# [What is required]
Look for "Republic" in the listing below. Gather each line that contains it.

=== Provided data ===

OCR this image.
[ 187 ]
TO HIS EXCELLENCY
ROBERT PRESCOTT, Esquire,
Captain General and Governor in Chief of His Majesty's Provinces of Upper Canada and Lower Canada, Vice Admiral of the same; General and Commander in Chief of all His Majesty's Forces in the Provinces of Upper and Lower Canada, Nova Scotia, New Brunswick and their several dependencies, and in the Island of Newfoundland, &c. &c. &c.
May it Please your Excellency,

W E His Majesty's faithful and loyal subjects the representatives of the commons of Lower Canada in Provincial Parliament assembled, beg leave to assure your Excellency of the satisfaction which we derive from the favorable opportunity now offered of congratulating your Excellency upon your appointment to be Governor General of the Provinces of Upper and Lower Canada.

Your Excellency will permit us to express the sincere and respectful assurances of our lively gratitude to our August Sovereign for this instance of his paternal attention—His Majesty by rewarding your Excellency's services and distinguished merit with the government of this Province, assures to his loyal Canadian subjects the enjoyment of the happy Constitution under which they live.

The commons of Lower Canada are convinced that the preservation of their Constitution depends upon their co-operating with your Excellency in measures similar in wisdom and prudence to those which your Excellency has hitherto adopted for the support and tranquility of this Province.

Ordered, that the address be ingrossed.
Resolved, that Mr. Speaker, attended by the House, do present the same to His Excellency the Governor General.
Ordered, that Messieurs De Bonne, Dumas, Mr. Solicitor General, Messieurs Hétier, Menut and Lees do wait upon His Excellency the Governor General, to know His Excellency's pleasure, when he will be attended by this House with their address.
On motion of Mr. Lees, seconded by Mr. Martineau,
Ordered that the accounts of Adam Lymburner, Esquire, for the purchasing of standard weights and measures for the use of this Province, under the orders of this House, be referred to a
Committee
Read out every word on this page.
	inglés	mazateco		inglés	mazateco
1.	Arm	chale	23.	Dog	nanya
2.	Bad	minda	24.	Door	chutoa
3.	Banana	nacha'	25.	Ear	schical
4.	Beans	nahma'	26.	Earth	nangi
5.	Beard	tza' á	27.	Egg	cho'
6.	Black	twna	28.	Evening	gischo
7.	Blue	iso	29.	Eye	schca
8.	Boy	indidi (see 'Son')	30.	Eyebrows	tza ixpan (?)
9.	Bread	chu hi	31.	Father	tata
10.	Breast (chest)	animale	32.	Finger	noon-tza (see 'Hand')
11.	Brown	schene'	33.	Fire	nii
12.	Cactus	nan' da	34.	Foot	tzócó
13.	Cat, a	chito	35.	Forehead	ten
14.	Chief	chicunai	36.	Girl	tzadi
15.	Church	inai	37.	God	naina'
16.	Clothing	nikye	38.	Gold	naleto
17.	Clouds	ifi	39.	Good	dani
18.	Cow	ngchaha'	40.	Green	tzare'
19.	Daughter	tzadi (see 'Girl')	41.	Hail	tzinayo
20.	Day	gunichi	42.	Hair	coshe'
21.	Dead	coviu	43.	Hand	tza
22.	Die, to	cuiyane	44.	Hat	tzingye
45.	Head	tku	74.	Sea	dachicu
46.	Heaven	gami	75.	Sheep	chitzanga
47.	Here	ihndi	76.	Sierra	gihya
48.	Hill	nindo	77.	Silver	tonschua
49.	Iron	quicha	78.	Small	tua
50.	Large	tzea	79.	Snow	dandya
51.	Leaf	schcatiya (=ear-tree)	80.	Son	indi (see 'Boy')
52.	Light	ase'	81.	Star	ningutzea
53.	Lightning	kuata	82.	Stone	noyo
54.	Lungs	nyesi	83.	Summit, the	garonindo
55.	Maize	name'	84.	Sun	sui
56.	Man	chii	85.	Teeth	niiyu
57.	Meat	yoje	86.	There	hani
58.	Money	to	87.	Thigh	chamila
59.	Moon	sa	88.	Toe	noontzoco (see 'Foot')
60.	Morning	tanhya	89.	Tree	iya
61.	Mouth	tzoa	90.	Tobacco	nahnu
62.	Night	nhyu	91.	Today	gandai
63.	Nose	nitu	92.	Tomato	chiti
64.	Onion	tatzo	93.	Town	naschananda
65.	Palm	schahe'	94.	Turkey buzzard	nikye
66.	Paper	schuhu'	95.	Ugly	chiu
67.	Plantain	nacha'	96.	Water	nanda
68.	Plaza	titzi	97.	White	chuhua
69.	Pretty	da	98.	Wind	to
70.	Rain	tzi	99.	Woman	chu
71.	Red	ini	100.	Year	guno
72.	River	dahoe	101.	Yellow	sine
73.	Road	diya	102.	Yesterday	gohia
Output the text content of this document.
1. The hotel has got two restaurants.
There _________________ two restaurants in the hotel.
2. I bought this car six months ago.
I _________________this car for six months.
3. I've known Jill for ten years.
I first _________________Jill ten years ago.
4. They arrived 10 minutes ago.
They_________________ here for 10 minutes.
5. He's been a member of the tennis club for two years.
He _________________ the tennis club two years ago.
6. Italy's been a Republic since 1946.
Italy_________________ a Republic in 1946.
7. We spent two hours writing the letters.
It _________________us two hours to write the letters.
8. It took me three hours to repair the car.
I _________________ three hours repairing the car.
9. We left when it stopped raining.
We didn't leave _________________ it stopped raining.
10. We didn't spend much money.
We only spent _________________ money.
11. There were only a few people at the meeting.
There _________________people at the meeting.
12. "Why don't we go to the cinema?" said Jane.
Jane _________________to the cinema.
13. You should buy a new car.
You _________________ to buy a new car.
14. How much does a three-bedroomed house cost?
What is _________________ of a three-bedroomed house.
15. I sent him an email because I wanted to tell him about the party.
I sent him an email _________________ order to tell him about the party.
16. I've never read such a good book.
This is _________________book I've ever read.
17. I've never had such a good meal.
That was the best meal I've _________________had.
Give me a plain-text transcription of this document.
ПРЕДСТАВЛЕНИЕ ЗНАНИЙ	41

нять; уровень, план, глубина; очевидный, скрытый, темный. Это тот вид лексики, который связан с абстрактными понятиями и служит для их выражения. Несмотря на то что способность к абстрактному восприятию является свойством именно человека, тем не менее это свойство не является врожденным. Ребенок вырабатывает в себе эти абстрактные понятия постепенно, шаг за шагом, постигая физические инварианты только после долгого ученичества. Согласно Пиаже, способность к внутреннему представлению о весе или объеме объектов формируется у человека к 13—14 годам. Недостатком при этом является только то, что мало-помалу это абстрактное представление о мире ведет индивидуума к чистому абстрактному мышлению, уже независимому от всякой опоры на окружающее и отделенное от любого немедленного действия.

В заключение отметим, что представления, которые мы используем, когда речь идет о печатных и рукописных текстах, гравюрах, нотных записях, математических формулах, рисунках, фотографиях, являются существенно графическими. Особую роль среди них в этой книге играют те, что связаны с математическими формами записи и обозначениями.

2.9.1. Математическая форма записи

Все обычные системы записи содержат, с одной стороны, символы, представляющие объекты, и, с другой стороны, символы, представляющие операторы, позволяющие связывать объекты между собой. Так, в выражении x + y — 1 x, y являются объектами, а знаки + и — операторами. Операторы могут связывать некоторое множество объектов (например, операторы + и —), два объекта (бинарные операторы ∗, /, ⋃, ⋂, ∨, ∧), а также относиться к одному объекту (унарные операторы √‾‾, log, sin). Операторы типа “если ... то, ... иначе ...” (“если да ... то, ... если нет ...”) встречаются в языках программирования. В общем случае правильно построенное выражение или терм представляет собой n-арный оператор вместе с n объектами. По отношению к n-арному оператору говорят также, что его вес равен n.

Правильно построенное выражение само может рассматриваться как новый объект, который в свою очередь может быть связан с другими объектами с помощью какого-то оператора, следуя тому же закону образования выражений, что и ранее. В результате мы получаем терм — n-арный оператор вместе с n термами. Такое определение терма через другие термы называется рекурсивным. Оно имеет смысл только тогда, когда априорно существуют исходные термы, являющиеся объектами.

===

# [Reply]
6. Italy's been a Republic since 1946.
Italy_________________ a Republic in 1946.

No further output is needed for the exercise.